SHORT EXERCISE>
Look through the data below. Pick out the lines holding the string "thơm".

- - - -

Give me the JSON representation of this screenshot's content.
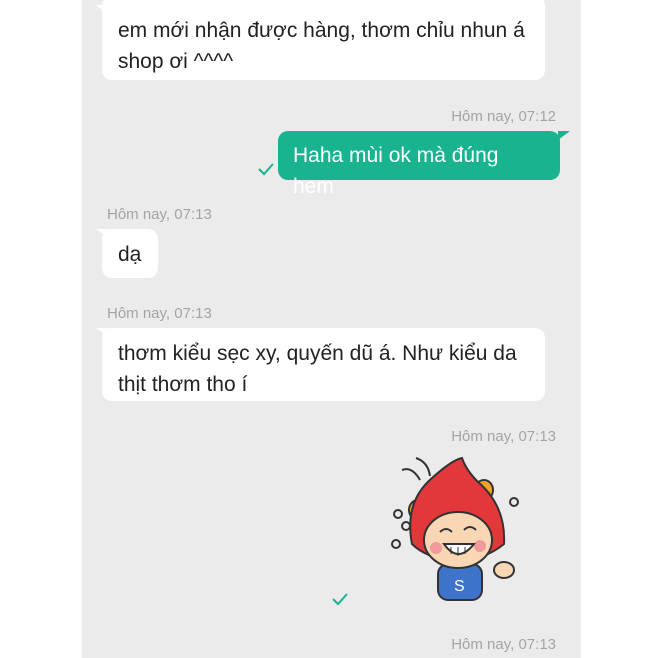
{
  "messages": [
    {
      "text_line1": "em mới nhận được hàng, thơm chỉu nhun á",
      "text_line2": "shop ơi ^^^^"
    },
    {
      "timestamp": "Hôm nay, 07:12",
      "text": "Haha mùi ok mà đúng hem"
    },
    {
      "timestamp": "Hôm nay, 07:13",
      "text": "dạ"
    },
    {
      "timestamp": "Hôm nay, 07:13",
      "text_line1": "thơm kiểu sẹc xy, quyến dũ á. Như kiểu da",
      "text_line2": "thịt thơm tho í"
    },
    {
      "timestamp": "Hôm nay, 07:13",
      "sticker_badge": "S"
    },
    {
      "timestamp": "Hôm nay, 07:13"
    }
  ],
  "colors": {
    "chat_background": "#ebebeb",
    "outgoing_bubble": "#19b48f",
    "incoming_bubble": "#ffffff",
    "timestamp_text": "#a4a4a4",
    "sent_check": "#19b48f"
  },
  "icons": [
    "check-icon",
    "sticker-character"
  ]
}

- - - -

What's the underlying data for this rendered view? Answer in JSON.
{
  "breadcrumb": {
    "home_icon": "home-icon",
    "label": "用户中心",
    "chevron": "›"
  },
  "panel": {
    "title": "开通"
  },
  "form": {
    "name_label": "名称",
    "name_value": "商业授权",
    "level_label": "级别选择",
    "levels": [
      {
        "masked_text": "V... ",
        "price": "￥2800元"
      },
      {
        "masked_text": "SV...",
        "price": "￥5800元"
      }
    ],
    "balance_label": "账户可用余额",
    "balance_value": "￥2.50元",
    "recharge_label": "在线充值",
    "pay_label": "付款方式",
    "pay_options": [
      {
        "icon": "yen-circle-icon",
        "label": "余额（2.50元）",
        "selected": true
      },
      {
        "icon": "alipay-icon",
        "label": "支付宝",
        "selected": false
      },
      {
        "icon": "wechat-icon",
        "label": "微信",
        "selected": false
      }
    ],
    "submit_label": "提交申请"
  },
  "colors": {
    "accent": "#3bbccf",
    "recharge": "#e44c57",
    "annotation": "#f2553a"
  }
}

- - - -

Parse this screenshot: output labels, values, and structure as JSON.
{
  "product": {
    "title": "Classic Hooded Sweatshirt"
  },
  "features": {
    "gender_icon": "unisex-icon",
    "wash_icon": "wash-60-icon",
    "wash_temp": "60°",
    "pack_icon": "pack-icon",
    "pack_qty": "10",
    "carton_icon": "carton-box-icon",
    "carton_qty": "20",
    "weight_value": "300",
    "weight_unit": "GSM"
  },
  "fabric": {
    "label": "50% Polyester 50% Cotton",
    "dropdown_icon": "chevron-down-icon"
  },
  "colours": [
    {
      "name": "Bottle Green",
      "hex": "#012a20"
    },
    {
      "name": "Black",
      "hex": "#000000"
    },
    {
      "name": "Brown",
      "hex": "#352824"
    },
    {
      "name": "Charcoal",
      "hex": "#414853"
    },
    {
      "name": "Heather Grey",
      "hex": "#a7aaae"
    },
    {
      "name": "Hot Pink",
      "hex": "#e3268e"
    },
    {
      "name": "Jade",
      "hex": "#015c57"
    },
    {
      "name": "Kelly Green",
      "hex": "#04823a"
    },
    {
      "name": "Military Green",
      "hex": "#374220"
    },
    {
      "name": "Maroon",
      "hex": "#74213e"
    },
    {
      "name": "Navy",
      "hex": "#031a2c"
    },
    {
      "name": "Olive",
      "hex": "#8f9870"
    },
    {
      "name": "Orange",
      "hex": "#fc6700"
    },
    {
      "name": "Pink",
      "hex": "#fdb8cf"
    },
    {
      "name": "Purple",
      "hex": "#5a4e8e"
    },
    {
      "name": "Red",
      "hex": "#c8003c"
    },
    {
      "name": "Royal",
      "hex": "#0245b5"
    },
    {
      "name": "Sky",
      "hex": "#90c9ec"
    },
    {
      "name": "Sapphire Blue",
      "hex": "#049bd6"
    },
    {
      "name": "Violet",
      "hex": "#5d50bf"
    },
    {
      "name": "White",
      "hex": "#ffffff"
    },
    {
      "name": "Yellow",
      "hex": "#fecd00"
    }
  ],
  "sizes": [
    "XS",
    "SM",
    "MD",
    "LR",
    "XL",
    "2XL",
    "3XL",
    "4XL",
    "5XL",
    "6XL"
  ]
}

- - - -

RIGHT ANSWER>
      "text_line1": "em mới nhận được hàng, thơm chỉu nhun á",
      "text_line1": "thơm kiểu sẹc xy, quyến dũ á. Như kiểu da",
      "text_line2": "thịt thơm tho í"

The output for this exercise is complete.